Rows:

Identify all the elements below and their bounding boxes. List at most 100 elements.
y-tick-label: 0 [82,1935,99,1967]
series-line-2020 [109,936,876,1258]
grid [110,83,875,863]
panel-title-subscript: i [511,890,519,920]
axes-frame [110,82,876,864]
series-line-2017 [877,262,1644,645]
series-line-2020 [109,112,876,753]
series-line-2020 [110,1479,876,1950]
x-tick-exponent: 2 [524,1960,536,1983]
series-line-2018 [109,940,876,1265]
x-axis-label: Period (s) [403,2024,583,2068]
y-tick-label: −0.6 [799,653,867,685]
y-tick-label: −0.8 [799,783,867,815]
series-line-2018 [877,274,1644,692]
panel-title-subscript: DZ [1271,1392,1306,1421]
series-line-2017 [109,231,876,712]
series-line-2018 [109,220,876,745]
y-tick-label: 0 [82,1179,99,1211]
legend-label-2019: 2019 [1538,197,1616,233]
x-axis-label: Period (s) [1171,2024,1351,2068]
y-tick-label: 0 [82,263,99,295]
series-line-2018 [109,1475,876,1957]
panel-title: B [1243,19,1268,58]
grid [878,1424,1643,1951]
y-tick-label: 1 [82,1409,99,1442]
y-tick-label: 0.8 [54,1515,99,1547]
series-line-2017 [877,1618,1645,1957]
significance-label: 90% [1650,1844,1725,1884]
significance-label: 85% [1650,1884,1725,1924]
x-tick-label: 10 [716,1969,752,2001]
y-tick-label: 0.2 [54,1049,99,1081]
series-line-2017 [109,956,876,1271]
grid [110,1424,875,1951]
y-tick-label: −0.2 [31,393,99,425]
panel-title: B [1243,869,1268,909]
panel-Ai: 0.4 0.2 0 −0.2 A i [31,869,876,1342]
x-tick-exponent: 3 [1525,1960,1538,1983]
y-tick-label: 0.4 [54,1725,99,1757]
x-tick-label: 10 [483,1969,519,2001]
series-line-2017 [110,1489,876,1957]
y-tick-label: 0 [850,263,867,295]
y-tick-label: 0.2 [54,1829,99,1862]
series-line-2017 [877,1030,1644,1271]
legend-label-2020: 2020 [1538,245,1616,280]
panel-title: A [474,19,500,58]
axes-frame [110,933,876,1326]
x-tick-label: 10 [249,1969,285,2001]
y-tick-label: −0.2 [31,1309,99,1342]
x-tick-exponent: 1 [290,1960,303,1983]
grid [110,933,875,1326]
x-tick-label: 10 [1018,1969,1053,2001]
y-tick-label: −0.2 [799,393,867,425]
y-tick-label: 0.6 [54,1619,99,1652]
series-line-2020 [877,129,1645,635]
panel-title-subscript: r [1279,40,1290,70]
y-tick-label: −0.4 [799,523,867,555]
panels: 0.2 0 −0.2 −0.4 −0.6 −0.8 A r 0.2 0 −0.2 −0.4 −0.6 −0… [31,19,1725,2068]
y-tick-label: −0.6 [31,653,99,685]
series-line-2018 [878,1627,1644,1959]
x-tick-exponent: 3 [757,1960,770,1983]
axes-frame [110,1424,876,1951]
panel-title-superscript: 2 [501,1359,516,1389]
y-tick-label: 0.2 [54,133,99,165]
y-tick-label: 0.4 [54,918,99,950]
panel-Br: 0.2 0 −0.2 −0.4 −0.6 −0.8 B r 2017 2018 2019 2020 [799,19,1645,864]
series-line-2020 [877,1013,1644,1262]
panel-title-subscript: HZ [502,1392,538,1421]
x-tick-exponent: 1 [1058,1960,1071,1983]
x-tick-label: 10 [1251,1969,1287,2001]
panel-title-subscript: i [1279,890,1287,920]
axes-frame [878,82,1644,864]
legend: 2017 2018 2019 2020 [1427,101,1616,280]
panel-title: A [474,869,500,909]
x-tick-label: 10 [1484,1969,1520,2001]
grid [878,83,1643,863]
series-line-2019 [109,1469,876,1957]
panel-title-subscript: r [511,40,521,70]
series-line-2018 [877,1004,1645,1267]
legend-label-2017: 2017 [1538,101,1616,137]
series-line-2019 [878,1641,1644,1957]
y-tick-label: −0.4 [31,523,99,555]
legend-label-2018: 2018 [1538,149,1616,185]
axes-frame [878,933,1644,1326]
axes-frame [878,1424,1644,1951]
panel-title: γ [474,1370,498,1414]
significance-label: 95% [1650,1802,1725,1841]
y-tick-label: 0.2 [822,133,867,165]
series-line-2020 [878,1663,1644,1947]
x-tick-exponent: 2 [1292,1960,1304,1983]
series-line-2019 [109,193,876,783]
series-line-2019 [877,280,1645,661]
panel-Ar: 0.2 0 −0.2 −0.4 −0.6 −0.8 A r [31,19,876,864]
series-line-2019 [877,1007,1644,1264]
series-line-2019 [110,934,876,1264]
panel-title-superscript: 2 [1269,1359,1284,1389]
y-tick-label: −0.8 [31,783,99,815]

What is being asked:
Reproduce every one of the records above verbatim, keeping each line in its original order.

Reply:
Identify all the elements below and their bounding boxes. List at most 100 elements.
y-tick-label: 0 [82,1935,99,1967]
series-line-2020 [109,936,876,1258]
grid [110,83,875,863]
panel-title-subscript: i [511,890,519,920]
axes-frame [110,82,876,864]
series-line-2017 [877,262,1644,645]
series-line-2020 [109,112,876,753]
series-line-2020 [110,1479,876,1950]
x-tick-exponent: 2 [524,1960,536,1983]
series-line-2018 [109,940,876,1265]
x-axis-label: Period (s) [403,2024,583,2068]
y-tick-label: −0.6 [799,653,867,685]
y-tick-label: −0.8 [799,783,867,815]
series-line-2018 [877,274,1644,692]
panel-title-subscript: DZ [1271,1392,1306,1421]
series-line-2017 [109,231,876,712]
series-line-2018 [109,220,876,745]
y-tick-label: 0 [82,1179,99,1211]
legend-label-2019: 2019 [1538,197,1616,233]
x-axis-label: Period (s) [1171,2024,1351,2068]
y-tick-label: 0 [82,263,99,295]
series-line-2018 [109,1475,876,1957]
panel-title: B [1243,19,1268,58]
grid [878,1424,1643,1951]
y-tick-label: 1 [82,1409,99,1442]
y-tick-label: 0.8 [54,1515,99,1547]
series-line-2017 [877,1618,1645,1957]
significance-label: 90% [1650,1844,1725,1884]
significance-label: 85% [1650,1884,1725,1924]
x-tick-label: 10 [716,1969,752,2001]
y-tick-label: 0.2 [54,1049,99,1081]
series-line-2017 [109,956,876,1271]
grid [110,1424,875,1951]
y-tick-label: −0.2 [31,393,99,425]
panel-title: B [1243,869,1268,909]
panel-Ai: 0.4 0.2 0 −0.2 A i [31,869,876,1342]
x-tick-exponent: 3 [1525,1960,1538,1983]
y-tick-label: 0.4 [54,1725,99,1757]
x-tick-label: 10 [483,1969,519,2001]
series-line-2017 [110,1489,876,1957]
y-tick-label: 0 [850,263,867,295]
y-tick-label: 0.2 [54,1829,99,1862]
series-line-2017 [877,1030,1644,1271]
legend-label-2020: 2020 [1538,245,1616,280]
panel-title: A [474,19,500,58]
axes-frame [110,933,876,1326]
x-tick-label: 10 [249,1969,285,2001]
y-tick-label: −0.2 [31,1309,99,1342]
x-tick-exponent: 1 [290,1960,303,1983]
grid [110,933,875,1326]
x-tick-label: 10 [1018,1969,1053,2001]
y-tick-label: −0.2 [799,393,867,425]
y-tick-label: 0.6 [54,1619,99,1652]
series-line-2020 [877,129,1645,635]
panel-title-subscript: r [1279,40,1290,70]
y-tick-label: −0.4 [799,523,867,555]
panels: 0.2 0 −0.2 −0.4 −0.6 −0.8 A r 0.2 0 −0.2 −0.4 −0.6 −0… [31,19,1725,2068]
y-tick-label: −0.6 [31,653,99,685]
series-line-2018 [878,1627,1644,1959]
x-tick-exponent: 3 [757,1960,770,1983]
axes-frame [110,1424,876,1951]
panel-title-superscript: 2 [501,1359,516,1389]
y-tick-label: 0.2 [54,133,99,165]
y-tick-label: 0.4 [54,918,99,950]
panel-Br: 0.2 0 −0.2 −0.4 −0.6 −0.8 B r 2017 2018 2019 2020 [799,19,1645,864]
series-line-2020 [877,1013,1644,1262]
panel-title-subscript: HZ [502,1392,538,1421]
x-tick-exponent: 1 [1058,1960,1071,1983]
x-tick-label: 10 [1251,1969,1287,2001]
panel-title-subscript: i [1279,890,1287,920]
axes-frame [878,82,1644,864]
legend: 2017 2018 2019 2020 [1427,101,1616,280]
panel-title: A [474,869,500,909]
x-tick-label: 10 [1484,1969,1520,2001]
grid [878,83,1643,863]
series-line-2019 [109,1469,876,1957]
panel-title-subscript: r [511,40,521,70]
series-line-2018 [877,1004,1645,1267]
legend-label-2017: 2017 [1538,101,1616,137]
series-line-2019 [878,1641,1644,1957]
y-tick-label: −0.4 [31,523,99,555]
legend-label-2018: 2018 [1538,149,1616,185]
axes-frame [878,933,1644,1326]
axes-frame [878,1424,1644,1951]
panel-title: γ [474,1370,498,1414]
significance-label: 95% [1650,1802,1725,1841]
y-tick-label: 0.2 [822,133,867,165]
series-line-2020 [878,1663,1644,1947]
x-tick-exponent: 2 [1292,1960,1304,1983]
series-line-2019 [109,193,876,783]
series-line-2019 [877,280,1645,661]
panel-Ar: 0.2 0 −0.2 −0.4 −0.6 −0.8 A r [31,19,876,864]
series-line-2019 [877,1007,1644,1264]
series-line-2019 [110,934,876,1264]
panel-title-superscript: 2 [1269,1359,1284,1389]
y-tick-label: −0.8 [31,783,99,815]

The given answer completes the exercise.